DATASET EXCERPTS |
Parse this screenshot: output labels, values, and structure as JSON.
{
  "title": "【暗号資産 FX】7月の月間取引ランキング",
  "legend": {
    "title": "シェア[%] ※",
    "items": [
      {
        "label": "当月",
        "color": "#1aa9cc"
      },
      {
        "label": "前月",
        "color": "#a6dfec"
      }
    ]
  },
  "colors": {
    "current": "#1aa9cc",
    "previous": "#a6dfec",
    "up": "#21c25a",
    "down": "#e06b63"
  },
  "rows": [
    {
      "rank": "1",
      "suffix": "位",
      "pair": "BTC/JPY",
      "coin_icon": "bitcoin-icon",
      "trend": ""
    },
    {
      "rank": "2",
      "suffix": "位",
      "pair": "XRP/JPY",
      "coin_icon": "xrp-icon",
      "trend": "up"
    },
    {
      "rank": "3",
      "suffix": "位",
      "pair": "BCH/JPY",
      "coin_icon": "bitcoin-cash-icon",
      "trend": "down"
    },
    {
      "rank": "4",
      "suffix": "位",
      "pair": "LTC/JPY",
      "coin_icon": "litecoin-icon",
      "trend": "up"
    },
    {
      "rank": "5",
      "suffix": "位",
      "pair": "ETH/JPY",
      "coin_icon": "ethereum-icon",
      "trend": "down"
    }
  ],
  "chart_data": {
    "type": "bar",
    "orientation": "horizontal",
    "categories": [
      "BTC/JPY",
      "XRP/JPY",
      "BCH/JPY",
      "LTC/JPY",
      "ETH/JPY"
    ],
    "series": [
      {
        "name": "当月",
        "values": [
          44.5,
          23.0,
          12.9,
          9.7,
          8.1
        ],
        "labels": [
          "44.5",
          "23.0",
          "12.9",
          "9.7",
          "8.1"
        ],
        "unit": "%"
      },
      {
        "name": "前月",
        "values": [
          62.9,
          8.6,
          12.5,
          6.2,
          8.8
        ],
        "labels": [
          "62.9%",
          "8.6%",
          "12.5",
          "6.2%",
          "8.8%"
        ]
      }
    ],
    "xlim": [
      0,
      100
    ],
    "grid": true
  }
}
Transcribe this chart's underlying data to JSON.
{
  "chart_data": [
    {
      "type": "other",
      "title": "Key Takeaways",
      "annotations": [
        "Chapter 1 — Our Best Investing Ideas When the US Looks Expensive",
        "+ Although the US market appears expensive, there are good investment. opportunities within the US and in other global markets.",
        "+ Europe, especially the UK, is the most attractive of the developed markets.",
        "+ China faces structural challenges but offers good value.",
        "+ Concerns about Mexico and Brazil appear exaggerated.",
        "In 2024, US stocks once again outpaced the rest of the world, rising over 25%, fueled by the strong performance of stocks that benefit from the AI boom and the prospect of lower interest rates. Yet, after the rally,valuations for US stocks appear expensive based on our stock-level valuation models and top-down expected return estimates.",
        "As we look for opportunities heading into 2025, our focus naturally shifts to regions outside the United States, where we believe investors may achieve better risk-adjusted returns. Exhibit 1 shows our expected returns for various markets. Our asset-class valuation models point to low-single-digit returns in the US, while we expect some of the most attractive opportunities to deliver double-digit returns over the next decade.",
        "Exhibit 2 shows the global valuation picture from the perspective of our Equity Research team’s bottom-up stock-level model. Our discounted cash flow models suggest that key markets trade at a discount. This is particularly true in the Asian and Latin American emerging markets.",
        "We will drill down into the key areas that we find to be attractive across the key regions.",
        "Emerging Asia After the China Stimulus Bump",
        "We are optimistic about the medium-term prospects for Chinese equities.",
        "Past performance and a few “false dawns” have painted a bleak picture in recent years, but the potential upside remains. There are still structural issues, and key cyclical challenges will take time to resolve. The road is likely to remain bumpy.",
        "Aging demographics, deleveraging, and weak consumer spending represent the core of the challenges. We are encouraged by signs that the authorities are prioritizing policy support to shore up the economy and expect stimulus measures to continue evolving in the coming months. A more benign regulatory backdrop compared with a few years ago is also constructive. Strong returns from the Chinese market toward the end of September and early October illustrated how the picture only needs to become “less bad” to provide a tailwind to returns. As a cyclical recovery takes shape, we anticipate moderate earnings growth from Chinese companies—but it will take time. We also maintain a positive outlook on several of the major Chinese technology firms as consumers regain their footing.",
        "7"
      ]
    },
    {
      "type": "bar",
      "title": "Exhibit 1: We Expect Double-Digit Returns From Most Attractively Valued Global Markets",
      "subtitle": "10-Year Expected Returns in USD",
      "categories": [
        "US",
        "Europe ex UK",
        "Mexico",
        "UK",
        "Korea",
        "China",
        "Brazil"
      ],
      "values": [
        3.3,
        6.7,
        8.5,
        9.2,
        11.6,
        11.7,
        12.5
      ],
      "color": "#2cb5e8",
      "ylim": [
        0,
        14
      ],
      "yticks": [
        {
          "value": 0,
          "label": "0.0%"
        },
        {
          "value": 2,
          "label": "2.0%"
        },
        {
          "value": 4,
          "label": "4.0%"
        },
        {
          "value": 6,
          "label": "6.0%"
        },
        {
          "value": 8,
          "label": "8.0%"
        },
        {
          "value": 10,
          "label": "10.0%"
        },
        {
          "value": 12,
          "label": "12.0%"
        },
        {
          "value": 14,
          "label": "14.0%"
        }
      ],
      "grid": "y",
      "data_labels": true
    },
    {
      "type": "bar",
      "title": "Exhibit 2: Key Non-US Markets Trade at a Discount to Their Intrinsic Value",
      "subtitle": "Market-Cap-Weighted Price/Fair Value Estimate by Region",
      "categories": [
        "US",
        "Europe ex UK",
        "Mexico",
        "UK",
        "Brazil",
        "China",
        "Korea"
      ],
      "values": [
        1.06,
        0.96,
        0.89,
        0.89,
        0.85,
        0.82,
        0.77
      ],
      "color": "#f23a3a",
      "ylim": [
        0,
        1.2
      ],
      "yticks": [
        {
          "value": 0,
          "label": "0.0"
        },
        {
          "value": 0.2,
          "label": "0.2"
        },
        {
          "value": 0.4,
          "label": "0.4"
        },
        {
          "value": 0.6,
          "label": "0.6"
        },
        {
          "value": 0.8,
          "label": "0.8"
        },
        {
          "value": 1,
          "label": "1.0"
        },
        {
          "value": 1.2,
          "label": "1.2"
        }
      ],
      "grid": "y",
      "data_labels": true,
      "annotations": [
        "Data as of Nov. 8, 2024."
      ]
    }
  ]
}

WHAT IS ASKED | Report all lines of the data above that include the string "will".

EXERCISE OUTPUT |
        "We will drill down into the key areas that we find to be attractive across the key regions.",
        "Past performance and a few “false dawns” have painted a bleak picture in recent years, but the potential upside remains. There are still structural issues, and key cyclical challenges will take time to resolve. The road is likely to remain bumpy.",
        "Aging demographics, deleveraging, and weak consumer spending represent the core of the challenges. We are encouraged by signs that the authorities are prioritizing policy support to shore up the economy and expect stimulus measures to continue evolving in the coming months. A more benign regulatory backdrop compared with a few years ago is also constructive. Strong returns from the Chinese market toward the end of September and early October illustrated how the picture only needs to become “less bad” to provide a tailwind to returns. As a cyclical recovery takes shape, we anticipate moderate earnings growth from Chinese companies—but it will take time. We also maintain a positive outlook on several of the major Chinese technology firms as consumers regain their footing.",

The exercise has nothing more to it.